Task prompt:
Reproduce each line exactly, including spacing and punctuation.
--- start of Extracted records ---
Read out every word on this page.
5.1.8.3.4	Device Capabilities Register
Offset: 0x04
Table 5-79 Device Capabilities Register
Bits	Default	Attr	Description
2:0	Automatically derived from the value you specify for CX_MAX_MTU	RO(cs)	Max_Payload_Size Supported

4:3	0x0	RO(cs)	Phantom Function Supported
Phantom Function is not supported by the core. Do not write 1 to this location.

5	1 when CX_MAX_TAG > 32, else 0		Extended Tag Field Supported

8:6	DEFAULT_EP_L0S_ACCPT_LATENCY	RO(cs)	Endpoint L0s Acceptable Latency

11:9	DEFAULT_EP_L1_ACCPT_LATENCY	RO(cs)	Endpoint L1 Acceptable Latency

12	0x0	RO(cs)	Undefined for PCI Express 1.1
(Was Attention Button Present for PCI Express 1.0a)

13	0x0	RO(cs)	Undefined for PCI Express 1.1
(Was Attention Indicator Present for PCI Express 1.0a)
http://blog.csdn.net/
--- end of Extracted records ---
Answer:
Read out every word on this page.
5.1.8.3.4	Device Capabilities Register
Offset: 0x04
Table 5-79 Device Capabilities Register
Bits	Default	Attr	Description
2:0	Automatically derived from the value you specify for CX_MAX_MTU	RO(cs)	Max_Payload_Size Supported

4:3	0x0	RO(cs)	Phantom Function Supported
Phantom Function is not supported by the core. Do not write 1 to this location.

5	1 when CX_MAX_TAG > 32, else 0		Extended Tag Field Supported

8:6	DEFAULT_EP_L0S_ACCPT_LATENCY	RO(cs)	Endpoint L0s Acceptable Latency

11:9	DEFAULT_EP_L1_ACCPT_LATENCY	RO(cs)	Endpoint L1 Acceptable Latency

12	0x0	RO(cs)	Undefined for PCI Express 1.1
(Was Attention Button Present for PCI Express 1.0a)

13	0x0	RO(cs)	Undefined for PCI Express 1.1
(Was Attention Indicator Present for PCI Express 1.0a)
http://blog.csdn.net/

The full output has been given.